**THE EXERCISE**
The records below must be written out exactly, with every picture left behind.

**ENTRIES PROVIDED**
━━━━━━━━━━━━━━━━
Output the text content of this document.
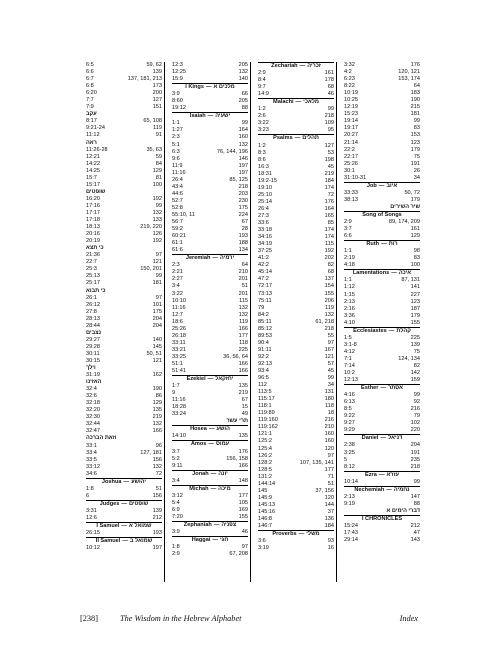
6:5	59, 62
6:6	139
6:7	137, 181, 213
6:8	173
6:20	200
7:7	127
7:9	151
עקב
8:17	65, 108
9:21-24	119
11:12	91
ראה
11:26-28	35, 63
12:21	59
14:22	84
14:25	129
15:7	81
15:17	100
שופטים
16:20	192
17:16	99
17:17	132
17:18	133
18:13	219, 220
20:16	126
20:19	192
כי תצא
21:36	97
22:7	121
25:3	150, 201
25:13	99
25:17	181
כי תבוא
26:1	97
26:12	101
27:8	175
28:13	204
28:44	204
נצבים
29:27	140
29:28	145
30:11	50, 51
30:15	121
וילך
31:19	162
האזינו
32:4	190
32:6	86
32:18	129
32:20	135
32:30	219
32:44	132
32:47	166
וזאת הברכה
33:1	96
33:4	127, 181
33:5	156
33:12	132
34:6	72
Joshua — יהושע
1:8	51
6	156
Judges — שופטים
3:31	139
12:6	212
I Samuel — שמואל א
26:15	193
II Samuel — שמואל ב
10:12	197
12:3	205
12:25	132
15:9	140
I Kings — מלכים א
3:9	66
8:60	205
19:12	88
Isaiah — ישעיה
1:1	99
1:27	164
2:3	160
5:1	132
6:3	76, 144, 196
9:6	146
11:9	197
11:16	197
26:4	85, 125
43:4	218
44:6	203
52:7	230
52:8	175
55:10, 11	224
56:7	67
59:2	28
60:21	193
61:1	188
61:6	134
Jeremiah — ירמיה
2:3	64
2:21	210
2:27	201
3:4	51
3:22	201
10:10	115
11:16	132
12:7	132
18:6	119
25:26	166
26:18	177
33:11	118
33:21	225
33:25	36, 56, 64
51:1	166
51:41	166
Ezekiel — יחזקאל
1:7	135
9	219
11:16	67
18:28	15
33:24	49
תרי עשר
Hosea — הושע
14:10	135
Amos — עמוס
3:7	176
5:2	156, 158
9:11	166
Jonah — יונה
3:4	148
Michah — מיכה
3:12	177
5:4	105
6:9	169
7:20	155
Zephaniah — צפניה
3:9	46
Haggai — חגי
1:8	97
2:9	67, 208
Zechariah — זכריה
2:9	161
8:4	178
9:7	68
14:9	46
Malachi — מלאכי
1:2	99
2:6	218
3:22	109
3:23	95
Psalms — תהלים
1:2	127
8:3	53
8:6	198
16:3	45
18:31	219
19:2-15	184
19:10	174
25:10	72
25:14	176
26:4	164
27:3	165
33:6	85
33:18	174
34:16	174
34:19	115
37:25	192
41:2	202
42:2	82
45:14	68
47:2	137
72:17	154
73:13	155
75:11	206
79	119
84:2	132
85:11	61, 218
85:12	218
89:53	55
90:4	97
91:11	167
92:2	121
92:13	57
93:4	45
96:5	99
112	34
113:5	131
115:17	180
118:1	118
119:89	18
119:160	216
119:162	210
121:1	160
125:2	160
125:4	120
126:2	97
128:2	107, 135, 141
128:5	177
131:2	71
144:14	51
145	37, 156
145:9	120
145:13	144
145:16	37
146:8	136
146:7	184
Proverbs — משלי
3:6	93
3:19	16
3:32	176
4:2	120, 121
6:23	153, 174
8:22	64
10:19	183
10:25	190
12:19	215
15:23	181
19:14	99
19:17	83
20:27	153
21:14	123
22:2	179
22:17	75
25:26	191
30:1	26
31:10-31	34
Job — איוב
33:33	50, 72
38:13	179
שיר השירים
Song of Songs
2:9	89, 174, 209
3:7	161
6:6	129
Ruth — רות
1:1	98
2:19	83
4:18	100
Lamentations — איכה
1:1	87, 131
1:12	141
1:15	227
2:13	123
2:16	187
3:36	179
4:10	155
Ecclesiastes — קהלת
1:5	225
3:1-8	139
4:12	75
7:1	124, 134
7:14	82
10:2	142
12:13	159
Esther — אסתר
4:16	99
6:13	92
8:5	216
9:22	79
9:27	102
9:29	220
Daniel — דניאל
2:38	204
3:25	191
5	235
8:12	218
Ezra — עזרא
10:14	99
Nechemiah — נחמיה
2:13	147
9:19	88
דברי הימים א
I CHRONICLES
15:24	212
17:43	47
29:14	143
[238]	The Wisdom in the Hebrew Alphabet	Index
━━━━━━━━━━━━━━━━
**RESPONSE FOR THIS EXERCISE**
Output the text content of this document.
6:5	59, 62
6:6	139
6:7	137, 181, 213
6:8	173
6:20	200
7:7	127
7:9	151
עקב
8:17	65, 108
9:21-24	119
11:12	91
ראה
11:26-28	35, 63
12:21	59
14:22	84
14:25	129
15:7	81
15:17	100
שופטים
16:20	192
17:16	99
17:17	132
17:18	133
18:13	219, 220
20:16	126
20:19	192
כי תצא
21:36	97
22:7	121
25:3	150, 201
25:13	99
25:17	181
כי תבוא
26:1	97
26:12	101
27:8	175
28:13	204
28:44	204
נצבים
29:27	140
29:28	145
30:11	50, 51
30:15	121
וילך
31:19	162
האזינו
32:4	190
32:6	86
32:18	129
32:20	135
32:30	219
32:44	132
32:47	166
וזאת הברכה
33:1	96
33:4	127, 181
33:5	156
33:12	132
34:6	72
Joshua — יהושע
1:8	51
6	156
Judges — שופטים
3:31	139
12:6	212
I Samuel — שמואל א
26:15	193
II Samuel — שמואל ב
10:12	197
12:3	205
12:25	132
15:9	140
I Kings — מלכים א
3:9	66
8:60	205
19:12	88
Isaiah — ישעיה
1:1	99
1:27	164
2:3	160
5:1	132
6:3	76, 144, 196
9:6	146
11:9	197
11:16	197
26:4	85, 125
43:4	218
44:6	203
52:7	230
52:8	175
55:10, 11	224
56:7	67
59:2	28
60:21	193
61:1	188
61:6	134
Jeremiah — ירמיה
2:3	64
2:21	210
2:27	201
3:4	51
3:22	201
10:10	115
11:16	132
12:7	132
18:6	119
25:26	166
26:18	177
33:11	118
33:21	225
33:25	36, 56, 64
51:1	166
51:41	166
Ezekiel — יחזקאל
1:7	135
9	219
11:16	67
18:28	15
33:24	49
תרי עשר
Hosea — הושע
14:10	135
Amos — עמוס
3:7	176
5:2	156, 158
9:11	166
Jonah — יונה
3:4	148
Michah — מיכה
3:12	177
5:4	105
6:9	169
7:20	155
Zephaniah — צפניה
3:9	46
Haggai — חגי
1:8	97
2:9	67, 208
Zechariah — זכריה
2:9	161
8:4	178
9:7	68
14:9	46
Malachi — מלאכי
1:2	99
2:6	218
3:22	109
3:23	95
Psalms — תהלים
1:2	127
8:3	53
8:6	198
16:3	45
18:31	219
19:2-15	184
19:10	174
25:10	72
25:14	176
26:4	164
27:3	165
33:6	85
33:18	174
34:16	174
34:19	115
37:25	192
41:2	202
42:2	82
45:14	68
47:2	137
72:17	154
73:13	155
75:11	206
79	119
84:2	132
85:11	61, 218
85:12	218
89:53	55
90:4	97
91:11	167
92:2	121
92:13	57
93:4	45
96:5	99
112	34
113:5	131
115:17	180
118:1	118
119:89	18
119:160	216
119:162	210
121:1	160
125:2	160
125:4	120
126:2	97
128:2	107, 135, 141
128:5	177
131:2	71
144:14	51
145	37, 156
145:9	120
145:13	144
145:16	37
146:8	136
146:7	184
Proverbs — משלי
3:6	93
3:19	16
3:32	176
4:2	120, 121
6:23	153, 174
8:22	64
10:19	183
10:25	190
12:19	215
15:23	181
19:14	99
19:17	83
20:27	153
21:14	123
22:2	179
22:17	75
25:26	191
30:1	26
31:10-31	34
Job — איוב
33:33	50, 72
38:13	179
שיר השירים
Song of Songs
2:9	89, 174, 209
3:7	161
6:6	129
Ruth — רות
1:1	98
2:19	83
4:18	100
Lamentations — איכה
1:1	87, 131
1:12	141
1:15	227
2:13	123
2:16	187
3:36	179
4:10	155
Ecclesiastes — קהלת
1:5	225
3:1-8	139
4:12	75
7:1	124, 134
7:14	82
10:2	142
12:13	159
Esther — אסתר
4:16	99
6:13	92
8:5	216
9:22	79
9:27	102
9:29	220
Daniel — דניאל
2:38	204
3:25	191
5	235
8:12	218
Ezra — עזרא
10:14	99
Nechemiah — נחמיה
2:13	147
9:19	88
דברי הימים א
I CHRONICLES
15:24	212
17:43	47
29:14	143
[238]	The Wisdom in the Hebrew Alphabet	Index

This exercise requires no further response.